**EXERCISE DIRECTIONS**:
Copy all lines in which the word "proyecto" can be found.

**EXERCISE INPUT**:
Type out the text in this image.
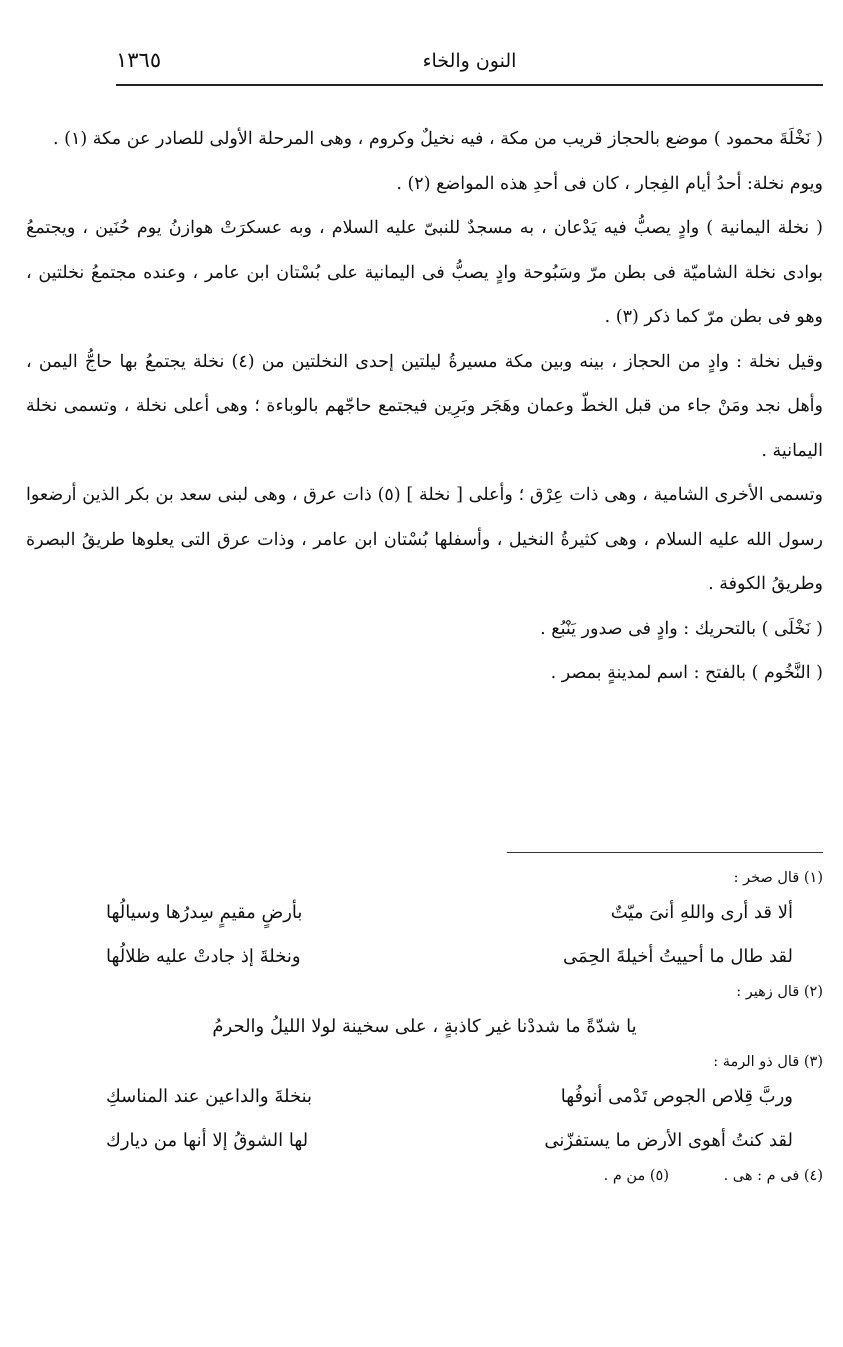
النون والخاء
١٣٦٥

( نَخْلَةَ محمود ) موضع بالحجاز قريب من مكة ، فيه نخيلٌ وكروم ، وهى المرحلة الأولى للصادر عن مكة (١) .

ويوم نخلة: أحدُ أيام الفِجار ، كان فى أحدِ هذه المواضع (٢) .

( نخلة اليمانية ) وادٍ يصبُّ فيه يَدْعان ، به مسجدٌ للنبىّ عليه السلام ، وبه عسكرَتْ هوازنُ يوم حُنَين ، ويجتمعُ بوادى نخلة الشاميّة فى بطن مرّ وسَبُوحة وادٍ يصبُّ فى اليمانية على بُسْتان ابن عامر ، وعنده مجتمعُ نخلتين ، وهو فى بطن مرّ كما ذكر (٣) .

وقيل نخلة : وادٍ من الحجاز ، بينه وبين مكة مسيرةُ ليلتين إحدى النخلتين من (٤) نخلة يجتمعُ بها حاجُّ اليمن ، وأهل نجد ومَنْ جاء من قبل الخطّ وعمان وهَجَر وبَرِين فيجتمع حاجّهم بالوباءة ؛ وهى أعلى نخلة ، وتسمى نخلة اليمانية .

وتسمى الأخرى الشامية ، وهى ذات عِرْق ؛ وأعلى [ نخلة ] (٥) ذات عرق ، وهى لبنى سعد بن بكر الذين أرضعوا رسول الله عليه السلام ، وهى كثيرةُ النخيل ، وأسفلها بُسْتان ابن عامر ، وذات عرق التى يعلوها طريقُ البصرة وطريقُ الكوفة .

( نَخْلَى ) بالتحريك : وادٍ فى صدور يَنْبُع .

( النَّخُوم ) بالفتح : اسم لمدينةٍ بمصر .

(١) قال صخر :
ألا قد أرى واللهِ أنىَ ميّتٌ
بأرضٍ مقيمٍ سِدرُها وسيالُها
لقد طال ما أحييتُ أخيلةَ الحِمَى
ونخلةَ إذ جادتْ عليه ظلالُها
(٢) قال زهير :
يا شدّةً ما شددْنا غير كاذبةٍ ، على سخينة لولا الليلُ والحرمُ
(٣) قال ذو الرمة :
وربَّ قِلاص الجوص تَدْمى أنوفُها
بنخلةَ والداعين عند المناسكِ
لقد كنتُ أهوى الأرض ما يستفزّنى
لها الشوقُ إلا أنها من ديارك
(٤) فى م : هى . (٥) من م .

==

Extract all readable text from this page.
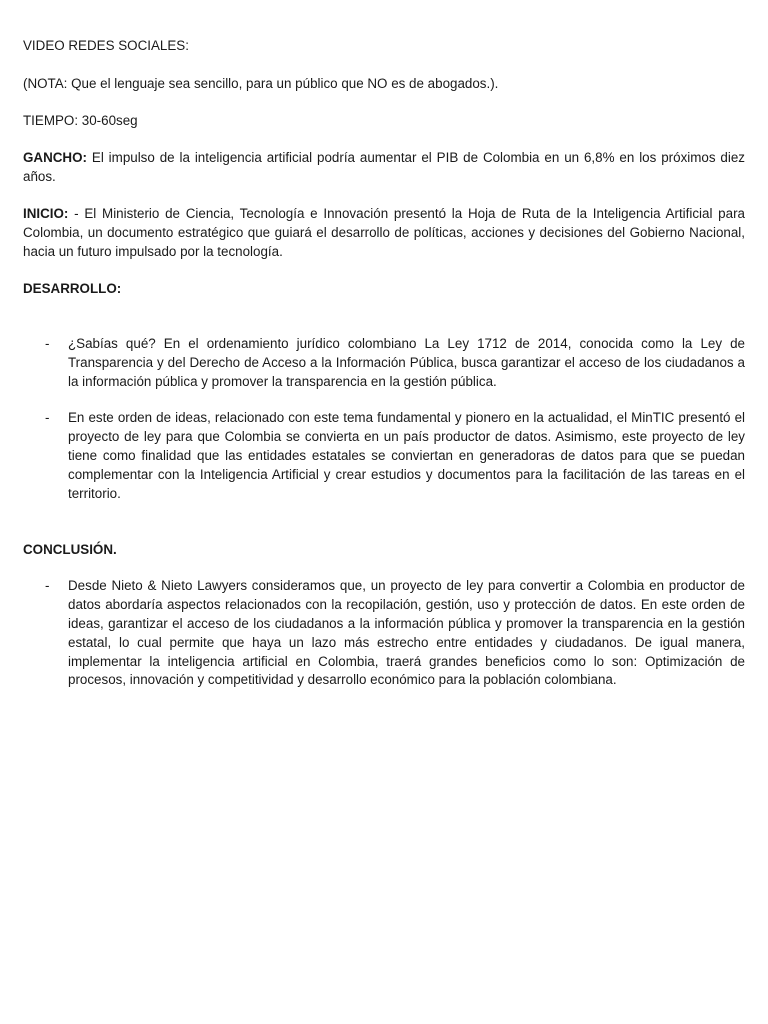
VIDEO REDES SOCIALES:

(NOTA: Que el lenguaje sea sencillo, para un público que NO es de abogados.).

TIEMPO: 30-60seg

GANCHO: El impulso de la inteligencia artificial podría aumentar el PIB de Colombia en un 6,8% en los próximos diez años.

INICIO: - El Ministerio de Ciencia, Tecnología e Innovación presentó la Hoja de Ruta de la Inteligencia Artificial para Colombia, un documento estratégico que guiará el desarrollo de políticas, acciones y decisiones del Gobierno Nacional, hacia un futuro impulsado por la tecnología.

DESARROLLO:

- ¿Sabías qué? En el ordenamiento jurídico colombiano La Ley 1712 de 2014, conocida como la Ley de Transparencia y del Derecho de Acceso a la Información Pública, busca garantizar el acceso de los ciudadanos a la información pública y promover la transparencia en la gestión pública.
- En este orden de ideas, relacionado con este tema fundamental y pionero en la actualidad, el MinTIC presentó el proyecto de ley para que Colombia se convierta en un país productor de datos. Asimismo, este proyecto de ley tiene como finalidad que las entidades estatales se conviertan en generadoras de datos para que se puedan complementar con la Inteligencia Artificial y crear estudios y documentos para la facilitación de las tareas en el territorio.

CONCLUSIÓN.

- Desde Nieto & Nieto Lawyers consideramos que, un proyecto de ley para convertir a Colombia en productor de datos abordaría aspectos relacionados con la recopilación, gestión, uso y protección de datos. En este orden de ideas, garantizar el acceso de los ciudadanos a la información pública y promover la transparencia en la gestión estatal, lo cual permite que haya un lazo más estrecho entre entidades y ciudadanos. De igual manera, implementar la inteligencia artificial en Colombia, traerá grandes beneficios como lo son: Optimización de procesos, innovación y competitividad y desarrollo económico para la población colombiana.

--

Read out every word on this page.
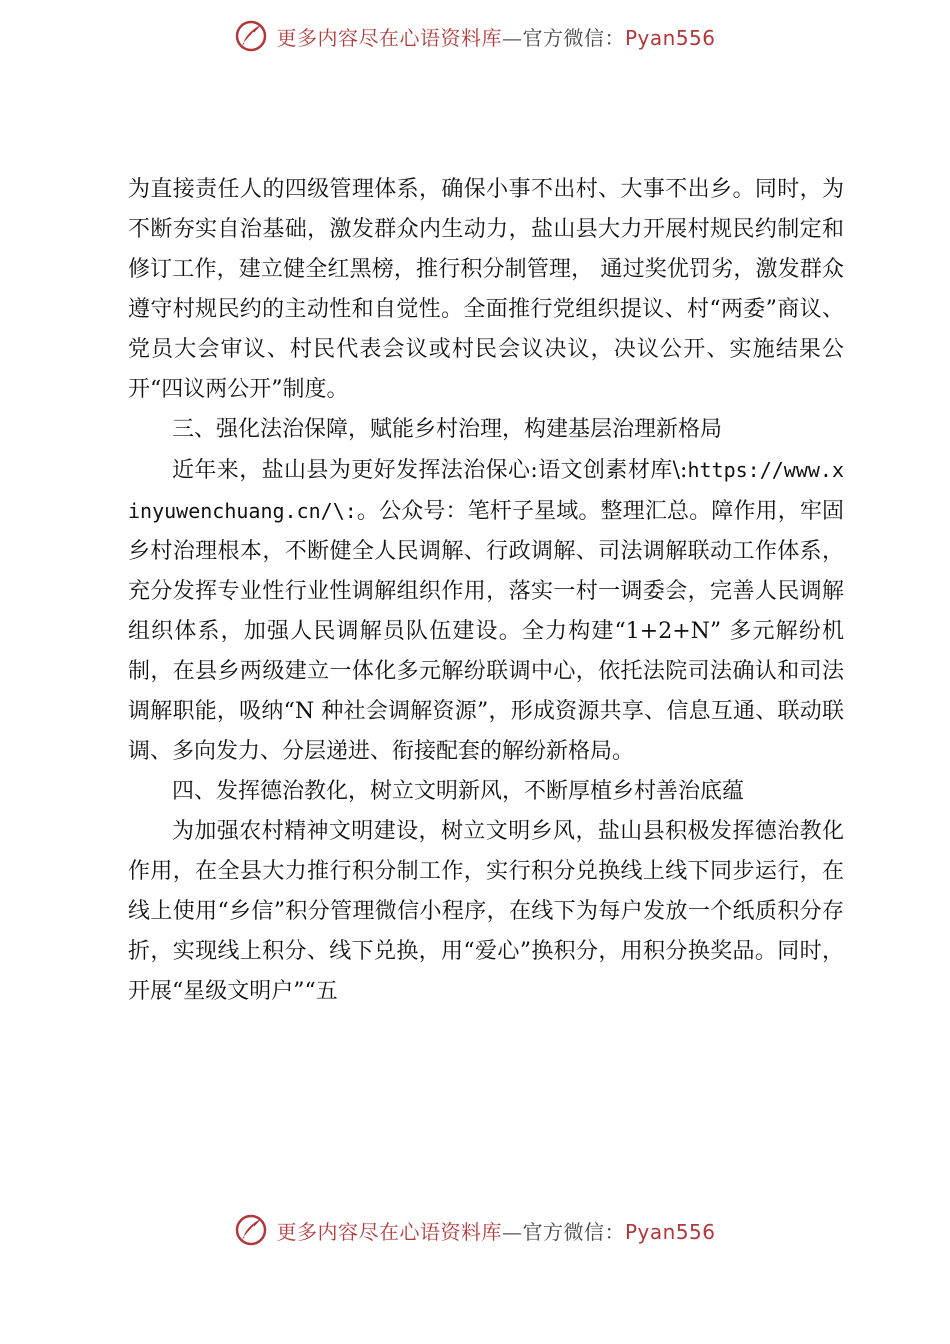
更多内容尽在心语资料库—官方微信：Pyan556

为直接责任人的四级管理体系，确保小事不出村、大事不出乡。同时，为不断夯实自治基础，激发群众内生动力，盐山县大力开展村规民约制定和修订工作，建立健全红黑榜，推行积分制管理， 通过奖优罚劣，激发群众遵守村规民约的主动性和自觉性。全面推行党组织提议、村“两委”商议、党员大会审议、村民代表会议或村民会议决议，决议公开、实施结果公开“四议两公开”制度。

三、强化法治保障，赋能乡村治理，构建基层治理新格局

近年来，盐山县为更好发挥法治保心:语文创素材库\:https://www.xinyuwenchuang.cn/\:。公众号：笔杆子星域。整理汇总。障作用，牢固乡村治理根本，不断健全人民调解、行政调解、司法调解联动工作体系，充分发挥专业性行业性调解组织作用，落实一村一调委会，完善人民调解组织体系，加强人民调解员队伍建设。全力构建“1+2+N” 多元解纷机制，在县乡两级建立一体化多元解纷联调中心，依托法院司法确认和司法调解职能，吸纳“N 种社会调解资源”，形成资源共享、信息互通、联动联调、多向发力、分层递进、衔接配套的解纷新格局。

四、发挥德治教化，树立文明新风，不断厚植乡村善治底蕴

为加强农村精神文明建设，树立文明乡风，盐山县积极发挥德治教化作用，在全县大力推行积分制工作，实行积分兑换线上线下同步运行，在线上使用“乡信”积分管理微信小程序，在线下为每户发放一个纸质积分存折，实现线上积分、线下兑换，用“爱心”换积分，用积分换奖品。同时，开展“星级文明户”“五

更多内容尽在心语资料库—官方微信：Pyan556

**ANSWER TO THIS PROBLEM**:
- En este orden de ideas, relacionado con este tema fundamental y pionero en la actualidad, el MinTIC presentó el proyecto de ley para que Colombia se convierta en un país productor de datos. Asimismo, este proyecto de ley tiene como finalidad que las entidades estatales se conviertan en generadoras de datos para que se puedan complementar con la Inteligencia Artificial y crear estudios y documentos para la facilitación de las tareas en el territorio.
- Desde Nieto & Nieto Lawyers consideramos que, un proyecto de ley para convertir a Colombia en productor de datos abordaría aspectos relacionados con la recopilación, gestión, uso y protección de datos. En este orden de ideas, garantizar el acceso de los ciudadanos a la información pública y promover la transparencia en la gestión estatal, lo cual permite que haya un lazo más estrecho entre entidades y ciudadanos. De igual manera, implementar la inteligencia artificial en Colombia, traerá grandes beneficios como lo son: Optimización de procesos, innovación y competitividad y desarrollo económico para la población colombiana.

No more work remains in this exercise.